Stored records:
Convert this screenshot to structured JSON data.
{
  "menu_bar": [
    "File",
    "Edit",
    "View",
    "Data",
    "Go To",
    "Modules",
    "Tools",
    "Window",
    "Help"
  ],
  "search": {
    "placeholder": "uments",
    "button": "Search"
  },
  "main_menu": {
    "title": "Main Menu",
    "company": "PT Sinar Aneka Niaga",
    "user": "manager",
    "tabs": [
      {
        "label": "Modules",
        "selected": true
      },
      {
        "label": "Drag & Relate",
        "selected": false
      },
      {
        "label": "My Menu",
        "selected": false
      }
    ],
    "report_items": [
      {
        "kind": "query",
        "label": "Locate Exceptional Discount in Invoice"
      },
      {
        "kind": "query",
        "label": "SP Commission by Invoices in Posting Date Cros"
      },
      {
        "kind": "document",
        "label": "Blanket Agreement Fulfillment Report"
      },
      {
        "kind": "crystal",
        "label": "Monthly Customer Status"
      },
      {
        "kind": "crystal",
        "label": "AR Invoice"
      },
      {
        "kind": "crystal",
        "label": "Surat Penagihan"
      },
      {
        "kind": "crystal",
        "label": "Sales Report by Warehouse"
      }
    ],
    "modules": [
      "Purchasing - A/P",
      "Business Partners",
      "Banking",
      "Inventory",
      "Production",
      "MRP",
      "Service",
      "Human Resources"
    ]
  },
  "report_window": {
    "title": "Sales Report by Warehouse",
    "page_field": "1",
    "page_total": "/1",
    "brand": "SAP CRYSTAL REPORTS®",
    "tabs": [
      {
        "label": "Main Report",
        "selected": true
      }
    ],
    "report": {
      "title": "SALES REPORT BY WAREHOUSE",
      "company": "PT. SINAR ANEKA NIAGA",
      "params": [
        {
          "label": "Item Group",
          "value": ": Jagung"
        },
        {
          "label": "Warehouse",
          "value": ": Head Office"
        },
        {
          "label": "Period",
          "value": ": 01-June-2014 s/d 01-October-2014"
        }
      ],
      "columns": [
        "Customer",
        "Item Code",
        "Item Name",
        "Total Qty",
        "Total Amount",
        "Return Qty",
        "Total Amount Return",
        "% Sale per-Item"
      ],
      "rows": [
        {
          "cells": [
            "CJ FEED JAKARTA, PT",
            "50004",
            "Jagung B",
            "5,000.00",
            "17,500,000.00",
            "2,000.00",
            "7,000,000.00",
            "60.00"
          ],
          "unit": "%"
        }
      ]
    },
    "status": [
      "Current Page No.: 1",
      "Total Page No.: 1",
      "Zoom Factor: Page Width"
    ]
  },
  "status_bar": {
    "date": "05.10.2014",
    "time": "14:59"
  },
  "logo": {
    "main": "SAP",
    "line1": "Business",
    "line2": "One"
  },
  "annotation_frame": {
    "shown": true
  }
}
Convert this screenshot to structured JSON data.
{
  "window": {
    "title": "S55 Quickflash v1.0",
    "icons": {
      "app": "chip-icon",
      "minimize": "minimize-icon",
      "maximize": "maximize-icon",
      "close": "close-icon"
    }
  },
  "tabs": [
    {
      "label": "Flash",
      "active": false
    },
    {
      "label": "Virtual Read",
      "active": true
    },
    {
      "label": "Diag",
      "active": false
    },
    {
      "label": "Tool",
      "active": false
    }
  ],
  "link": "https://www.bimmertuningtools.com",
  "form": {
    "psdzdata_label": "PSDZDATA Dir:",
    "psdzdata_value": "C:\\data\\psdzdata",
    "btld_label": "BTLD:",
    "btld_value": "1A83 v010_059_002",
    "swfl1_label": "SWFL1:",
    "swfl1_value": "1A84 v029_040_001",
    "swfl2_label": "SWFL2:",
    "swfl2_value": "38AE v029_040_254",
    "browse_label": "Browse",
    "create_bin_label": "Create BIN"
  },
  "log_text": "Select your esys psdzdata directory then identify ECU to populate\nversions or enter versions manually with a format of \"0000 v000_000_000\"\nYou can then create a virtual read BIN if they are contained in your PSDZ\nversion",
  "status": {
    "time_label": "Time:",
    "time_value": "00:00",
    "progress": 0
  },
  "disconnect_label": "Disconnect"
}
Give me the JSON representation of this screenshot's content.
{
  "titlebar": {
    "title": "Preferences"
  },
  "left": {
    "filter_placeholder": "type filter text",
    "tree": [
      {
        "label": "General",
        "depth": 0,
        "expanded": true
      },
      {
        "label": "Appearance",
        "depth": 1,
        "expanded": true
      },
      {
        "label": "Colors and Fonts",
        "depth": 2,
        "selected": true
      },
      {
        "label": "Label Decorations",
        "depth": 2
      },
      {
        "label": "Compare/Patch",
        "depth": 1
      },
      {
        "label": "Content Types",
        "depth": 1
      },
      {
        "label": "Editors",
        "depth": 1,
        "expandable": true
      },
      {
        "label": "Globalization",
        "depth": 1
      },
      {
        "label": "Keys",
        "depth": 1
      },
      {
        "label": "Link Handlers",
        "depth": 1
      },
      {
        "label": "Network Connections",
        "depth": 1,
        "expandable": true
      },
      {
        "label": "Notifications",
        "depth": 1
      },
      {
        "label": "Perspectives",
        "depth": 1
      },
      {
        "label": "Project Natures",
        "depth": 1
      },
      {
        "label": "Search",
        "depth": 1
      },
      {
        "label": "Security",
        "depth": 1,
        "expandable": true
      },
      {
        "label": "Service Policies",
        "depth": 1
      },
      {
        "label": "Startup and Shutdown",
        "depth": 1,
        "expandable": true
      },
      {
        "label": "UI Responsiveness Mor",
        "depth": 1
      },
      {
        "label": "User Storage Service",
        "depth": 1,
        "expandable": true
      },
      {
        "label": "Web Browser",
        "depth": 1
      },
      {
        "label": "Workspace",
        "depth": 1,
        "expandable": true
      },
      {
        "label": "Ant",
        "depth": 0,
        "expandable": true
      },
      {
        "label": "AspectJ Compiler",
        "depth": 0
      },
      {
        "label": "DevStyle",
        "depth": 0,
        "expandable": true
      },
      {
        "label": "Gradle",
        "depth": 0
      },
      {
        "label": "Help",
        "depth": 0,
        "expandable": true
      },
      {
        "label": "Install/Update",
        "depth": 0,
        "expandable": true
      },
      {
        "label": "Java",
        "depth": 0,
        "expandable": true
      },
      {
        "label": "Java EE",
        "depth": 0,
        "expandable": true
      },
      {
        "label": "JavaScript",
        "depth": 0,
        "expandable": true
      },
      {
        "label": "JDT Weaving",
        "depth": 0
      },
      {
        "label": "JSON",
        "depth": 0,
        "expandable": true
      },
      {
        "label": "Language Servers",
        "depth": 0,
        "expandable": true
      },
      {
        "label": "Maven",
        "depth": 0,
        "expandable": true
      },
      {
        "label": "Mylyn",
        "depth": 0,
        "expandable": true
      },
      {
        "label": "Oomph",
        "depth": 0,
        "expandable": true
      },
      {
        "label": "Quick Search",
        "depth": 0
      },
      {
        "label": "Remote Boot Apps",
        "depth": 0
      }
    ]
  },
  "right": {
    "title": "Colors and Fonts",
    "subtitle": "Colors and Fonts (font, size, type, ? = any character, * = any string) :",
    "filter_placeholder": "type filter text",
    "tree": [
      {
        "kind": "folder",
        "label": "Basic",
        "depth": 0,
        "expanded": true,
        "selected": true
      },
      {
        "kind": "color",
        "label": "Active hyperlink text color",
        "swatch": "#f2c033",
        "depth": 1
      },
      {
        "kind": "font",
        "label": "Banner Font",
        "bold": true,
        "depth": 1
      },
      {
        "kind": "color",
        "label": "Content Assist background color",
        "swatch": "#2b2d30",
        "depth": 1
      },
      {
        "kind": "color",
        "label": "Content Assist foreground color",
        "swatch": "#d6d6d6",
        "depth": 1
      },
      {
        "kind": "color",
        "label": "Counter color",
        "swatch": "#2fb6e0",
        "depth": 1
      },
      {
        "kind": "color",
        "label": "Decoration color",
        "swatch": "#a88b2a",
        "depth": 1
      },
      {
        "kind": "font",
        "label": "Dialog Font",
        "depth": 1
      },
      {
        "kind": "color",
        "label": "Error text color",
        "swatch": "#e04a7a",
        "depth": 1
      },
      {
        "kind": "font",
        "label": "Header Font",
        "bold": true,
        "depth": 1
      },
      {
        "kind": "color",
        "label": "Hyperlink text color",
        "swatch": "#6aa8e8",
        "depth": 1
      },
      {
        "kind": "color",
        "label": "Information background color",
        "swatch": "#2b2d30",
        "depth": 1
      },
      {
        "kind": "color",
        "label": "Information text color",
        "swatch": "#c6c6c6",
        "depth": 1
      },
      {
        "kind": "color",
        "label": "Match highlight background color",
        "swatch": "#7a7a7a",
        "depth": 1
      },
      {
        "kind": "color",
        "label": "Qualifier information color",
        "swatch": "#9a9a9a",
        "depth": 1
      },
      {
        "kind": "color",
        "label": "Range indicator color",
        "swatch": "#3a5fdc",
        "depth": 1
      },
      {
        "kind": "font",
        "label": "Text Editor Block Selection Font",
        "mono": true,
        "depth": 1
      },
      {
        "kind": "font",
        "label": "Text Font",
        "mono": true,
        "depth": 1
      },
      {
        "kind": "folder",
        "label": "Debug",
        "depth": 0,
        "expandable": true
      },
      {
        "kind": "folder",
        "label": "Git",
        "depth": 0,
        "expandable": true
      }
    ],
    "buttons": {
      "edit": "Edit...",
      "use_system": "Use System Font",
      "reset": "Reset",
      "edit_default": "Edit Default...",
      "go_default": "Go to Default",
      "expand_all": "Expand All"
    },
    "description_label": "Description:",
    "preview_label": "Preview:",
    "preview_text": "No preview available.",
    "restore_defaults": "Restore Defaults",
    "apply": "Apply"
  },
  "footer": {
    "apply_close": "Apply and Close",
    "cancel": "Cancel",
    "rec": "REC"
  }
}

Problem details:
Using the listing above, show every line that includes the string "background".

Response:
        "label": "Content Assist background color",
        "label": "Information background color",
        "label": "Match highlight background color",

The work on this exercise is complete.